### Problem to solve
Copy the following records line for line, leaving out the pictures.

### The data
────────────────────────────────────────

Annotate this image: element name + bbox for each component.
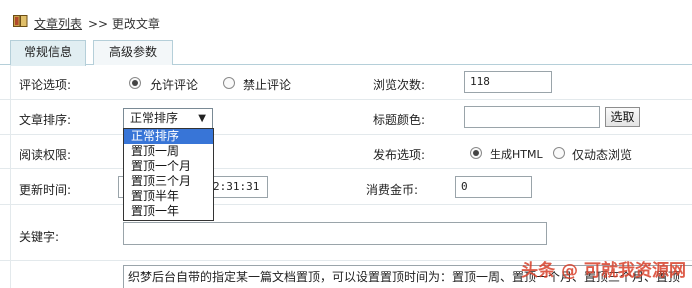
keywords-input[interactable] (123, 222, 547, 245)
publish-html-label[interactable]: 生成HTML (490, 146, 543, 162)
pick-color-button[interactable]: 选取 (605, 107, 640, 127)
sort-select[interactable]: 正常排序 ▼ (123, 108, 213, 129)
tab-general-info[interactable]: 常规信息 (10, 40, 86, 66)
title-color-label: 标题颜色: (373, 113, 426, 127)
sort-option[interactable]: 置顶一年 (124, 204, 213, 219)
comment-forbid-radio[interactable] (223, 77, 235, 89)
publish-dynamic-radio[interactable] (553, 147, 565, 159)
watermark: 头条 @ 可就我资源网 (521, 261, 686, 281)
tab-bar: 常规信息 高级参数 (0, 40, 692, 66)
keywords-label: 关键字: (19, 230, 60, 244)
sort-option[interactable]: 正常排序 (124, 129, 213, 144)
form-row-keywords: 关键字: (0, 205, 692, 261)
read-access-label: 阅读权限: (19, 148, 72, 162)
form-row-comment: 评论选项: 允许评论 禁止评论 浏览次数: 118 (0, 65, 692, 100)
gold-label: 消费金币: (366, 183, 419, 197)
gold-input[interactable]: 0 (455, 176, 532, 198)
sort-option[interactable]: 置顶一个月 (124, 159, 213, 174)
title-color-input[interactable] (464, 106, 600, 128)
publish-dynamic-label[interactable]: 仅动态浏览 (572, 146, 632, 163)
views-label: 浏览次数: (373, 78, 426, 92)
comment-forbid-label[interactable]: 禁止评论 (243, 76, 291, 93)
book-icon (13, 15, 28, 27)
comment-label: 评论选项: (19, 78, 72, 92)
update-time-label: 更新时间: (19, 183, 72, 197)
sort-option[interactable]: 置顶一周 (124, 144, 213, 159)
publish-label: 发布选项: (373, 148, 426, 162)
form-row-read-access: 阅读权限: 发布选项: 生成HTML 仅动态浏览 (0, 135, 692, 169)
publish-html-radio[interactable] (470, 147, 482, 159)
views-input[interactable]: 118 (464, 71, 552, 93)
article-form: 评论选项: 允许评论 禁止评论 浏览次数: 118 文章排序: 标题颜色: 选取… (0, 65, 692, 288)
comment-allow-radio[interactable] (129, 77, 141, 89)
sort-option[interactable]: 置顶半年 (124, 189, 213, 204)
sort-label: 文章排序: (19, 113, 72, 127)
breadcrumb-link-article-list[interactable]: 文章列表 (34, 15, 82, 32)
comment-allow-label[interactable]: 允许评论 (150, 76, 198, 93)
form-row-sort: 文章排序: 标题颜色: 选取 (0, 100, 692, 135)
tab-advanced-params[interactable]: 高级参数 (93, 40, 173, 65)
sort-option[interactable]: 置顶三个月 (124, 174, 213, 189)
form-row-update-time: 更新时间: 2:31:31 消费金币: 0 (0, 169, 692, 205)
sort-dropdown-list: 正常排序 置顶一周 置顶一个月 置顶三个月 置顶半年 置顶一年 (123, 128, 214, 221)
breadcrumb: 文章列表 >> 更改文章 (0, 0, 692, 40)
sort-select-value: 正常排序 (130, 111, 179, 125)
breadcrumb-current: >> 更改文章 (88, 17, 160, 31)
dropdown-arrow-icon: ▼ (198, 113, 206, 124)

────────────────────────────────────────

### Solution
Annotate this image: element name + bbox for each component.
keywords-input[interactable] (123, 222, 547, 245)
publish-html-label[interactable]: 生成HTML (490, 146, 543, 162)
pick-color-button[interactable]: 选取 (605, 107, 640, 127)
sort-select[interactable]: 正常排序 ▼ (123, 108, 213, 129)
tab-general-info[interactable]: 常规信息 (10, 40, 86, 66)
title-color-label: 标题颜色: (373, 113, 426, 127)
sort-option[interactable]: 置顶一年 (124, 204, 213, 219)
comment-forbid-radio[interactable] (223, 77, 235, 89)
publish-dynamic-radio[interactable] (553, 147, 565, 159)
watermark: 头条 @ 可就我资源网 (521, 261, 686, 281)
tab-bar: 常规信息 高级参数 (0, 40, 692, 66)
keywords-label: 关键字: (19, 230, 60, 244)
sort-option[interactable]: 正常排序 (124, 129, 213, 144)
form-row-keywords: 关键字: (0, 205, 692, 261)
read-access-label: 阅读权限: (19, 148, 72, 162)
form-row-comment: 评论选项: 允许评论 禁止评论 浏览次数: 118 (0, 65, 692, 100)
gold-label: 消费金币: (366, 183, 419, 197)
gold-input[interactable]: 0 (455, 176, 532, 198)
sort-option[interactable]: 置顶一个月 (124, 159, 213, 174)
title-color-input[interactable] (464, 106, 600, 128)
publish-dynamic-label[interactable]: 仅动态浏览 (572, 146, 632, 163)
views-label: 浏览次数: (373, 78, 426, 92)
comment-forbid-label[interactable]: 禁止评论 (243, 76, 291, 93)
book-icon (13, 15, 28, 27)
comment-label: 评论选项: (19, 78, 72, 92)
update-time-label: 更新时间: (19, 183, 72, 197)
sort-option[interactable]: 置顶一周 (124, 144, 213, 159)
publish-label: 发布选项: (373, 148, 426, 162)
form-row-read-access: 阅读权限: 发布选项: 生成HTML 仅动态浏览 (0, 135, 692, 169)
publish-html-radio[interactable] (470, 147, 482, 159)
views-input[interactable]: 118 (464, 71, 552, 93)
article-form: 评论选项: 允许评论 禁止评论 浏览次数: 118 文章排序: 标题颜色: 选取… (0, 65, 692, 288)
comment-allow-radio[interactable] (129, 77, 141, 89)
sort-option[interactable]: 置顶半年 (124, 189, 213, 204)
sort-label: 文章排序: (19, 113, 72, 127)
breadcrumb-link-article-list[interactable]: 文章列表 (34, 15, 82, 32)
comment-allow-label[interactable]: 允许评论 (150, 76, 198, 93)
form-row-sort: 文章排序: 标题颜色: 选取 (0, 100, 692, 135)
tab-advanced-params[interactable]: 高级参数 (93, 40, 173, 65)
sort-option[interactable]: 置顶三个月 (124, 174, 213, 189)
form-row-update-time: 更新时间: 2:31:31 消费金币: 0 (0, 169, 692, 205)
sort-dropdown-list: 正常排序 置顶一周 置顶一个月 置顶三个月 置顶半年 置顶一年 (123, 128, 214, 221)
breadcrumb: 文章列表 >> 更改文章 (0, 0, 692, 40)
sort-select-value: 正常排序 (130, 111, 179, 125)
breadcrumb-current: >> 更改文章 (88, 17, 160, 31)
dropdown-arrow-icon: ▼ (198, 113, 206, 124)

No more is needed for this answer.